---- EXTRACTED DATA

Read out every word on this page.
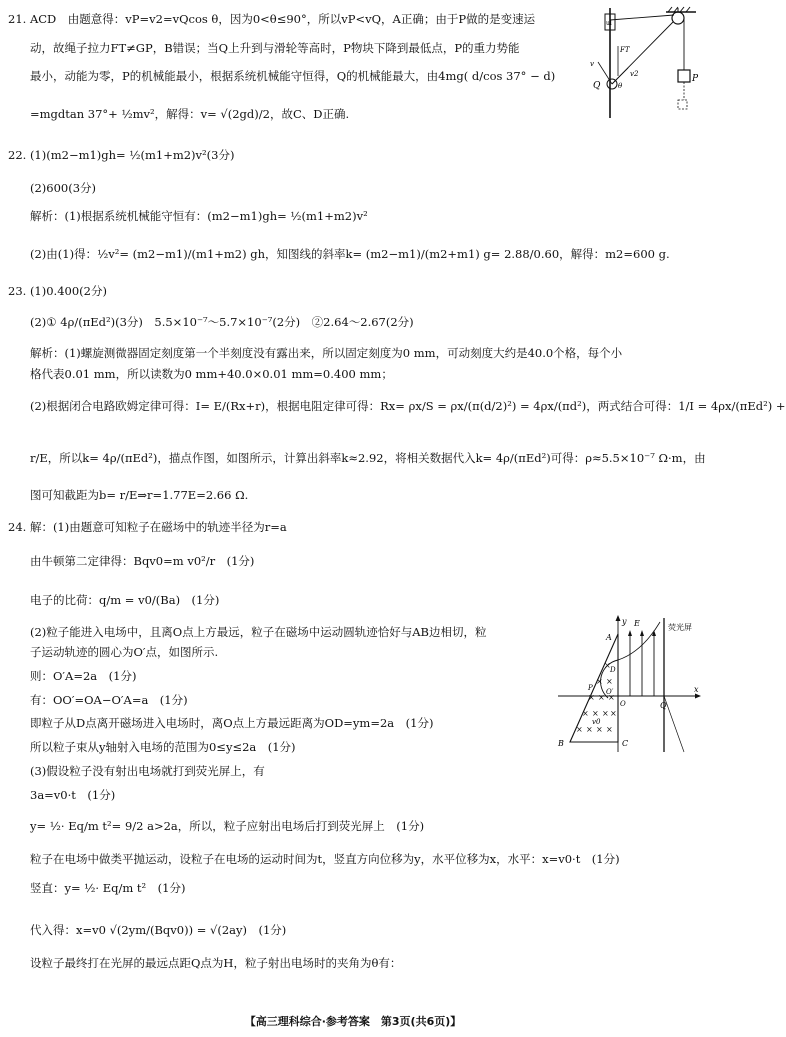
21. ACD　由题意得：vP=v2=vQcos θ，因为0<θ≤90°，所以vP<vQ，A正确；由于P做的是变速运
动，故绳子拉力FT≠GP，B错误；当Q上升到与滑轮等高时，P物块下降到最低点，P的重力势能
最小，动能为零，P的机械能最小，根据系统机械能守恒得，Q的机械能最大，由4mg( d/cos 37° − d)
=mgdtan 37°+ ½mv²，解得：v= √(2gd)/2，故C、D正确.
22. (1)(m2−m1)gh= ½(m1+m2)v²(3分)
(2)600(3分)
解析：(1)根据系统机械能守恒有：(m2−m1)gh= ½(m1+m2)v²
(2)由(1)得：½v²= (m2−m1)/(m1+m2) gh，知图线的斜率k= (m2−m1)/(m2+m1) g= 2.88/0.60，解得：m2=600 g.
23. (1)0.400(2分)
(2)① 4ρ/(πEd²)(3分)　5.5×10⁻⁷～5.7×10⁻⁷(2分)　②2.64～2.67(2分)
解析：(1)螺旋测微器固定刻度第一个半刻度没有露出来，所以固定刻度为0 mm，可动刻度大约是40.0个格，每个小
格代表0.01 mm，所以读数为0 mm+40.0×0.01 mm=0.400 mm；
(2)根据闭合电路欧姆定律可得：I= E/(Rx+r)，根据电阻定律可得：Rx= ρx/S = ρx/(π(d/2)²) = 4ρx/(πd²)，两式结合可得：1/I = 4ρx/(πEd²) +
r/E，所以k= 4ρ/(πEd²)，描点作图，如图所示，计算出斜率k≈2.92，将相关数据代入k= 4ρ/(πEd²)可得：ρ≈5.5×10⁻⁷ Ω·m，由
图可知截距为b= r/E⇒r=1.77E=2.66 Ω.
24. 解：(1)由题意可知粒子在磁场中的轨迹半径为r=a
由牛顿第二定律得：Bqv0=m v0²/r　(1分)
电子的比荷：q/m = v0/(Ba)　(1分)
(2)粒子能进入电场中，且离O点上方最远，粒子在磁场中运动圆轨迹恰好与AB边相切，粒
子运动轨迹的圆心为O′点，如图所示.
则：O′A=2a　(1分)
有：OO′=OA−O′A=a　(1分)
即粒子从D点离开磁场进入电场时，离O点上方最远距离为OD=ym=2a　(1分)
所以粒子束从y轴射入电场的范围为0≤y≤2a　(1分)
(3)假设粒子没有射出电场就打到荧光屏上，有
3a=v0·t　(1分)
y= ½· Eq/m t²= 9/2 a>2a，所以，粒子应射出电场后打到荧光屏上　(1分)
粒子在电场中做类平抛运动，设粒子在电场的运动时间为t，竖直方向位移为y，水平位移为x，水平：x=v0·t　(1分)
竖直：y= ½· Eq/m t²　(1分)
代入得：x=v0 √(2ym/(Bqv0)) = √(2ay)　(1分)
设粒子最终打在光屏的最远点距Q点为H，粒子射出电场时的夹角为θ有：
ul
Q
FT
v
v2
θ
P
y
x
A
B	C
×
× ×
× × ×
× × × ×
× × × ×
D
O′
O
P
v0
E	荧光屏
Q
【高三理科综合·参考答案　第3页(共6页)】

--------

— GIVEN PROBLEM —
Copy all lines of the listing above that contain the string "πEd²".

— RESPONSE TO THE EXERCISE —
(2)① 4ρ/(πEd²)(3分)　5.5×10⁻⁷～5.7×10⁻⁷(2分)　②2.64～2.67(2分)
(2)根据闭合电路欧姆定律可得：I= E/(Rx+r)，根据电阻定律可得：Rx= ρx/S = ρx/(π(d/2)²) = 4ρx/(πd²)，两式结合可得：1/I = 4ρx/(πEd²) +
r/E，所以k= 4ρ/(πEd²)，描点作图，如图所示，计算出斜率k≈2.92，将相关数据代入k= 4ρ/(πEd²)可得：ρ≈5.5×10⁻⁷ Ω·m，由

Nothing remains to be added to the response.